◆ EXERCISE
Pull out from the material below all lines with "color".

◆ WORKING DATA
++++++++++
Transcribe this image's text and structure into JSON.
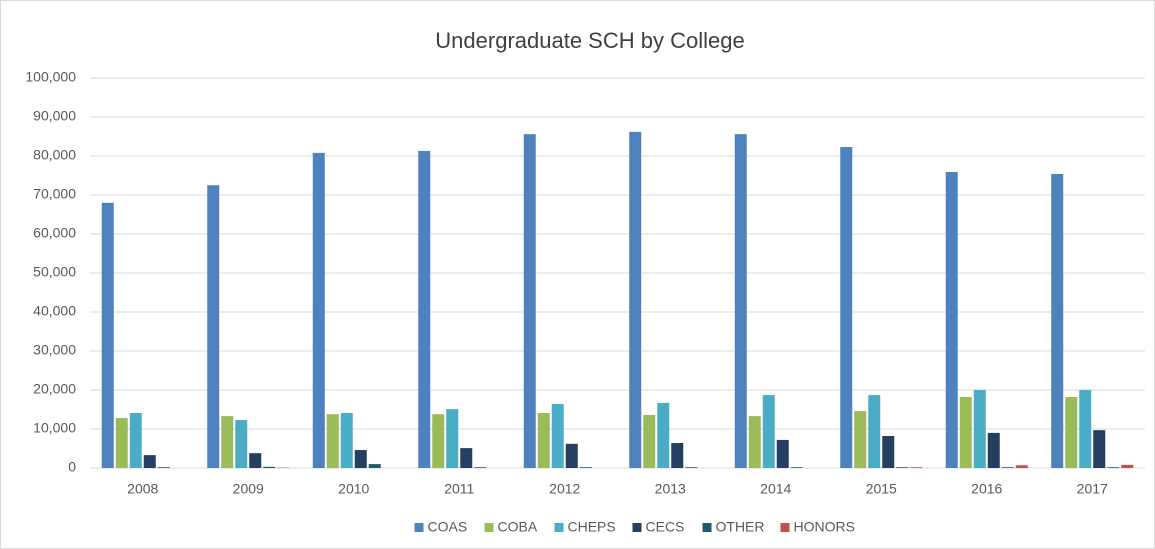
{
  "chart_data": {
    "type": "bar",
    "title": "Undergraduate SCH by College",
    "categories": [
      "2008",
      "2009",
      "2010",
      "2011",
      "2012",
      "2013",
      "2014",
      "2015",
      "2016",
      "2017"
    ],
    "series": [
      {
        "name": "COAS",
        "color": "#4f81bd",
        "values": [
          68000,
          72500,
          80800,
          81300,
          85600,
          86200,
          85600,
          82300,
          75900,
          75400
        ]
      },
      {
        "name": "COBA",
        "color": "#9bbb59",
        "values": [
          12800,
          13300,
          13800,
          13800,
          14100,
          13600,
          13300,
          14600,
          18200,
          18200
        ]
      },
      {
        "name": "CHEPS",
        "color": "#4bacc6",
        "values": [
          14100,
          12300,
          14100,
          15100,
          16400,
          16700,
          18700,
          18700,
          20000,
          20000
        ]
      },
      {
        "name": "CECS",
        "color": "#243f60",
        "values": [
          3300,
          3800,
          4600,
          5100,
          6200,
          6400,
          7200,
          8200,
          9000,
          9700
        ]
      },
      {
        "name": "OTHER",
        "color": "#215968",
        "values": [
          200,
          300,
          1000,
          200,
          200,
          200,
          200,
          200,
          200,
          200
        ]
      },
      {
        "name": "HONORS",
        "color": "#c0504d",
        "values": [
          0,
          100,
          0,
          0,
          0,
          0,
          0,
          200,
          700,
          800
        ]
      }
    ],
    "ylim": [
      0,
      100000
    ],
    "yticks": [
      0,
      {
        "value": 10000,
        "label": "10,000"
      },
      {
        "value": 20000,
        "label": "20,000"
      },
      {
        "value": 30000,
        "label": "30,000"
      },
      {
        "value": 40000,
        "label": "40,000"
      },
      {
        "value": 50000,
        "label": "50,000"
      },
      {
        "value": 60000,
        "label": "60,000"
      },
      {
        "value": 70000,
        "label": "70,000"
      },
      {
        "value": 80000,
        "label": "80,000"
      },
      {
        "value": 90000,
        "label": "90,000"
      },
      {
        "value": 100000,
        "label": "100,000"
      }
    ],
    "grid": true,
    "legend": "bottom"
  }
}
++++++++++
◆ TASK SOLUTION
        "color": "#4f81bd",
        "color": "#9bbb59",
        "color": "#4bacc6",
        "color": "#243f60",
        "color": "#215968",
        "color": "#c0504d",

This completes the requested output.